## BRIEF:
Copy everything below, from the first line down to the line that contains "y2-tick-label: 15: [1218, 444, 1235, 461]", character for character.

## RECORDS SUPPLIED:
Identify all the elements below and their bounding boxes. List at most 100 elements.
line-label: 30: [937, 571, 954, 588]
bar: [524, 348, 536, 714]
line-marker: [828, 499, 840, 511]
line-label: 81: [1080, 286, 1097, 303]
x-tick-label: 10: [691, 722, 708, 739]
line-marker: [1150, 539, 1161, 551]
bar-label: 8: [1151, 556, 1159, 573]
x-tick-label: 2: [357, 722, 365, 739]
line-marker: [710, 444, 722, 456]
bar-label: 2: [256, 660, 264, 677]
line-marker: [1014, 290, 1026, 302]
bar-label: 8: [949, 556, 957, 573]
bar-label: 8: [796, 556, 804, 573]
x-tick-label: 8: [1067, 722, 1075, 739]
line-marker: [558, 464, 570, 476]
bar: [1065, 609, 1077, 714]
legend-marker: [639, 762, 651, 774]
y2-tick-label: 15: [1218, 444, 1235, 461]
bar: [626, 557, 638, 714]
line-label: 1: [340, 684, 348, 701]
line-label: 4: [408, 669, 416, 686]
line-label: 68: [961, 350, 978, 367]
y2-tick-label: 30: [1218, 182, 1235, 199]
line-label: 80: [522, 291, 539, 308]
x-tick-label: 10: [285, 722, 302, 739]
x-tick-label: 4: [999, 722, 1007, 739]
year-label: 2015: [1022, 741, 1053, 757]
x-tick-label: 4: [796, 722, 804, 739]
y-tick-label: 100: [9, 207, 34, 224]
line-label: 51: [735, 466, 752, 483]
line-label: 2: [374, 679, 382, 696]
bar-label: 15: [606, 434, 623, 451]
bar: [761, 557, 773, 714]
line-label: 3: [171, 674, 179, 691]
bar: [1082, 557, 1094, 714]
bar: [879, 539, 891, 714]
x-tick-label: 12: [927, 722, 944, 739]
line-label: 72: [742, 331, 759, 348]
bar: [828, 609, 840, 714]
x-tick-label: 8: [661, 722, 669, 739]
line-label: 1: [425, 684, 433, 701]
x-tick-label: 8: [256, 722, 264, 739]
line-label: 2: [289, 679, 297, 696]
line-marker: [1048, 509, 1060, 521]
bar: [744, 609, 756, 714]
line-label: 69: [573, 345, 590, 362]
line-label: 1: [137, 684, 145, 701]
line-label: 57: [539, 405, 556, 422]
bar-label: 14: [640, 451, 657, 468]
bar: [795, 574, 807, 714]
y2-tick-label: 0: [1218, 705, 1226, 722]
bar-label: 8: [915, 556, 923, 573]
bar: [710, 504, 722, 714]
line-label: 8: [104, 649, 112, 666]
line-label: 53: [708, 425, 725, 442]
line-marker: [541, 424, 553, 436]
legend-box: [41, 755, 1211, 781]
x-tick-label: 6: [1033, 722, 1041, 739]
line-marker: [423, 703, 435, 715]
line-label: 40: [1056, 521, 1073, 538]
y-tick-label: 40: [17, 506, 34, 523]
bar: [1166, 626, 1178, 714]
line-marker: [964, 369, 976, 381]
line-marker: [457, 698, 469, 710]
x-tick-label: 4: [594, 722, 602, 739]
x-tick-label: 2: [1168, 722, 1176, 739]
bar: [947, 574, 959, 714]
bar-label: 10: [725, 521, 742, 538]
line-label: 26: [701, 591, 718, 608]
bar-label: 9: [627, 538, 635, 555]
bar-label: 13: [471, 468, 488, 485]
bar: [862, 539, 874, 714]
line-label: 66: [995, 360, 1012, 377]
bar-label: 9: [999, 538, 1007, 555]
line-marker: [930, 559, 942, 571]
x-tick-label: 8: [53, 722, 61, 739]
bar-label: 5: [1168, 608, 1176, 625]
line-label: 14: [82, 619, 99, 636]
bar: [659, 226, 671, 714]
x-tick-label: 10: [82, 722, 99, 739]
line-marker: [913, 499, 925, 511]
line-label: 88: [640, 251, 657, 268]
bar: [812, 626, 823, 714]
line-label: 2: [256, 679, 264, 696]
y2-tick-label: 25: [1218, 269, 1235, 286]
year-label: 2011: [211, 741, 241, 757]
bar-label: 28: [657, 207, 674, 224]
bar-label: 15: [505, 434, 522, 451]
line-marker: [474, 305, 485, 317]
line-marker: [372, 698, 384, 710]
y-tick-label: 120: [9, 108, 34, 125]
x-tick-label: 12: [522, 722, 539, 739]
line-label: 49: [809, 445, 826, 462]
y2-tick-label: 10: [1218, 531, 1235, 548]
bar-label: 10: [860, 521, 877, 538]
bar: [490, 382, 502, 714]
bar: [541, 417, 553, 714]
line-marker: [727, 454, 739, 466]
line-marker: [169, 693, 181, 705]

## ANSWER TO THIS TASK:
Identify all the elements below and their bounding boxes. List at most 100 elements.
line-label: 30: [937, 571, 954, 588]
bar: [524, 348, 536, 714]
line-marker: [828, 499, 840, 511]
line-label: 81: [1080, 286, 1097, 303]
x-tick-label: 10: [691, 722, 708, 739]
line-marker: [1150, 539, 1161, 551]
bar-label: 8: [1151, 556, 1159, 573]
x-tick-label: 2: [357, 722, 365, 739]
line-marker: [710, 444, 722, 456]
bar-label: 2: [256, 660, 264, 677]
line-marker: [1014, 290, 1026, 302]
bar-label: 8: [949, 556, 957, 573]
bar-label: 8: [796, 556, 804, 573]
x-tick-label: 8: [1067, 722, 1075, 739]
line-marker: [558, 464, 570, 476]
bar: [1065, 609, 1077, 714]
legend-marker: [639, 762, 651, 774]
y2-tick-label: 15: [1218, 444, 1235, 461]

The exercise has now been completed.